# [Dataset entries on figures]

+++++

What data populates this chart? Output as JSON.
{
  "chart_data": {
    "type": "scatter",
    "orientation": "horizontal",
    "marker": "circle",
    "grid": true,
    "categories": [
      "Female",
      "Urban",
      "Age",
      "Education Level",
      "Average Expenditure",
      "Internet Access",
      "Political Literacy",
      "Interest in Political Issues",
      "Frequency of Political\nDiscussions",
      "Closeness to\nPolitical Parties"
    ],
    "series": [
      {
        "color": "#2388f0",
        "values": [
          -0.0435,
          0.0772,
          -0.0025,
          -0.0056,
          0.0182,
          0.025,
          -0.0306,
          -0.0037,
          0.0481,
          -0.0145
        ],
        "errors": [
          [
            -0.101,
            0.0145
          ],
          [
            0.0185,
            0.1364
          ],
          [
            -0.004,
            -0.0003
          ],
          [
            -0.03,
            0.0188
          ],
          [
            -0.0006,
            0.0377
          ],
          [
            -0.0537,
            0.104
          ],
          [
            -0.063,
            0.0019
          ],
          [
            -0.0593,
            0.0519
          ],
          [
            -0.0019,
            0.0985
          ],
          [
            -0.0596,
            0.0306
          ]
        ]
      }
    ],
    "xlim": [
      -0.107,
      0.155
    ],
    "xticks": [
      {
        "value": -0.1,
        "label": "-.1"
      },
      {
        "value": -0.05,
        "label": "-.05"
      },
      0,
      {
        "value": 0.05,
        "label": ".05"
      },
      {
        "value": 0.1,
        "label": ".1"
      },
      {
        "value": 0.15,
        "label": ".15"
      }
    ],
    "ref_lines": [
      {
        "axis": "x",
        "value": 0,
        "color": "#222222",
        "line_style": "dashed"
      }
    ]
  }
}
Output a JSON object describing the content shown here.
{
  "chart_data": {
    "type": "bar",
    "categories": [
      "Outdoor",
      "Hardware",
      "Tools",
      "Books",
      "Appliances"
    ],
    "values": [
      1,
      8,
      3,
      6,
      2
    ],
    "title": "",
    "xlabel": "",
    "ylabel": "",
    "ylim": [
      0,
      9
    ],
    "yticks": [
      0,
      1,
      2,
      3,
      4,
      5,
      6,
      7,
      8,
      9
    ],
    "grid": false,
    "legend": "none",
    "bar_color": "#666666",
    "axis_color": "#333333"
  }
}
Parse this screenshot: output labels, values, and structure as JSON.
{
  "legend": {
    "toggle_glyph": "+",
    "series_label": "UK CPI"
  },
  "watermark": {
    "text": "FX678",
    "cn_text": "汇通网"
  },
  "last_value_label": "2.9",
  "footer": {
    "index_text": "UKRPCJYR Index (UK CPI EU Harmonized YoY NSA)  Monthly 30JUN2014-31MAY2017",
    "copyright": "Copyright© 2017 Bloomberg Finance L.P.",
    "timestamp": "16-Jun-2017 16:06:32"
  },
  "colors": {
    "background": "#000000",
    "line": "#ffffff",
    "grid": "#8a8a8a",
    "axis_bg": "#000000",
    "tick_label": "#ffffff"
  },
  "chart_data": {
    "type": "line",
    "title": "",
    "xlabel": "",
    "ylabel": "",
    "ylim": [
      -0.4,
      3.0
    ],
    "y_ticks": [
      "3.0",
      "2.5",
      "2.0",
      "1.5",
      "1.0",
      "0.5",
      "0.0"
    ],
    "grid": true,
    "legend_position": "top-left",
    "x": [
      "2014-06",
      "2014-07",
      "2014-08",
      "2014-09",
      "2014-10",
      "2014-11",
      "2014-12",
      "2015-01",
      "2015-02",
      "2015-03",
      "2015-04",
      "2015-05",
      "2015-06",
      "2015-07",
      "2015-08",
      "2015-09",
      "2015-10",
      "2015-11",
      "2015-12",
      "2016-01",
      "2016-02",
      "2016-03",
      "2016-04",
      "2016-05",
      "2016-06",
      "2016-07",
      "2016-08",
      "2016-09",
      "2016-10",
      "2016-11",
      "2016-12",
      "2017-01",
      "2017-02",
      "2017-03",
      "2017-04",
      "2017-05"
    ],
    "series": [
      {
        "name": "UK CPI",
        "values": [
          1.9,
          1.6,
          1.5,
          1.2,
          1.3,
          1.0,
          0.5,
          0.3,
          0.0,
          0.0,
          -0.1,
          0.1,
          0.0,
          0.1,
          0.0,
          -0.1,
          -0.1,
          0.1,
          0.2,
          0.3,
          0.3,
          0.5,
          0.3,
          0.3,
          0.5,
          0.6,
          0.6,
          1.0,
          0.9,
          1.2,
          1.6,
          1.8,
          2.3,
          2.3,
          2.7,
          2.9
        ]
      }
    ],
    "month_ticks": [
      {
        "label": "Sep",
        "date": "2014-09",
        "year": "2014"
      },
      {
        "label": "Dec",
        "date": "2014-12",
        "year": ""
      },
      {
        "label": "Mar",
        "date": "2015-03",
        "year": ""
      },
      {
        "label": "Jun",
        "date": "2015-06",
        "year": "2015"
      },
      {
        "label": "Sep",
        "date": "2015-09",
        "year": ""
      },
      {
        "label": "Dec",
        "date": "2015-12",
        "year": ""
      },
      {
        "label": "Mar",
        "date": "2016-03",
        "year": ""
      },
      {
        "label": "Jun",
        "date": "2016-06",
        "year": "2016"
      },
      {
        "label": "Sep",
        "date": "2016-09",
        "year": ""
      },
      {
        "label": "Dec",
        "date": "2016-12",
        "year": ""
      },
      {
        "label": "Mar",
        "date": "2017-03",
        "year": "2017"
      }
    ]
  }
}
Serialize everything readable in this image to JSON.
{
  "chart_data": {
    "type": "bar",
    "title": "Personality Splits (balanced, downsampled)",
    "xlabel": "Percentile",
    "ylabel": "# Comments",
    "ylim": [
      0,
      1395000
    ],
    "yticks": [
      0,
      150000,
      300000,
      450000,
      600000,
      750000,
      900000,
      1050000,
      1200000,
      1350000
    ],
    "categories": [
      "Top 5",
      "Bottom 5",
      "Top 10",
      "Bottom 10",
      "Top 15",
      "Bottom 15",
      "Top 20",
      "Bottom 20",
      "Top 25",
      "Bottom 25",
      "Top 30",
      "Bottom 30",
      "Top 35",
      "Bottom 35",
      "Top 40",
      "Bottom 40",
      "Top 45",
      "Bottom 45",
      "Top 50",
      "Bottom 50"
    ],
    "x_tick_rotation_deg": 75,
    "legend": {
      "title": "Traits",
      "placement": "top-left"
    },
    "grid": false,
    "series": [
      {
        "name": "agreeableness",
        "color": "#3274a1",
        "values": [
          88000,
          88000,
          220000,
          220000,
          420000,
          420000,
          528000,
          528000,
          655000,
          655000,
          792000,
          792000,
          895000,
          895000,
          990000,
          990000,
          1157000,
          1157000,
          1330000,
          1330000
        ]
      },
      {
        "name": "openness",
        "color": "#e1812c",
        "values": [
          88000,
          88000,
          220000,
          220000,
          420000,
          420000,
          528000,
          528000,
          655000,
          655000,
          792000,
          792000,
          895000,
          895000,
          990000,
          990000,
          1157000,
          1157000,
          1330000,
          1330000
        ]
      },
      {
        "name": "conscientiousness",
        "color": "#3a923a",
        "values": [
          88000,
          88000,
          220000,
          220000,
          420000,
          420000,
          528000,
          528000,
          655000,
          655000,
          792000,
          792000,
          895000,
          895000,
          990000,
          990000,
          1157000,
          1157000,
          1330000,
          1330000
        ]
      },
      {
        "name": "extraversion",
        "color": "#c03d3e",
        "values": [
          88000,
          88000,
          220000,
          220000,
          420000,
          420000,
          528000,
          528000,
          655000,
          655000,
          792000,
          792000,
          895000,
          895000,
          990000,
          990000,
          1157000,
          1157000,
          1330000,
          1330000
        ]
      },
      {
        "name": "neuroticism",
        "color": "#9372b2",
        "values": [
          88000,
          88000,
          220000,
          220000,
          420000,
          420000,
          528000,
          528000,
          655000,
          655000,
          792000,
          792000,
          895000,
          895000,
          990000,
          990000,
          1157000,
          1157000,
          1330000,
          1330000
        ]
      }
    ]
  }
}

+++++

# [WRITTEN REQUEST]
Of the lines in this listing, how many contain "title"? Reply with the number and nothing more.

# [EXERCISE ANSWER]
4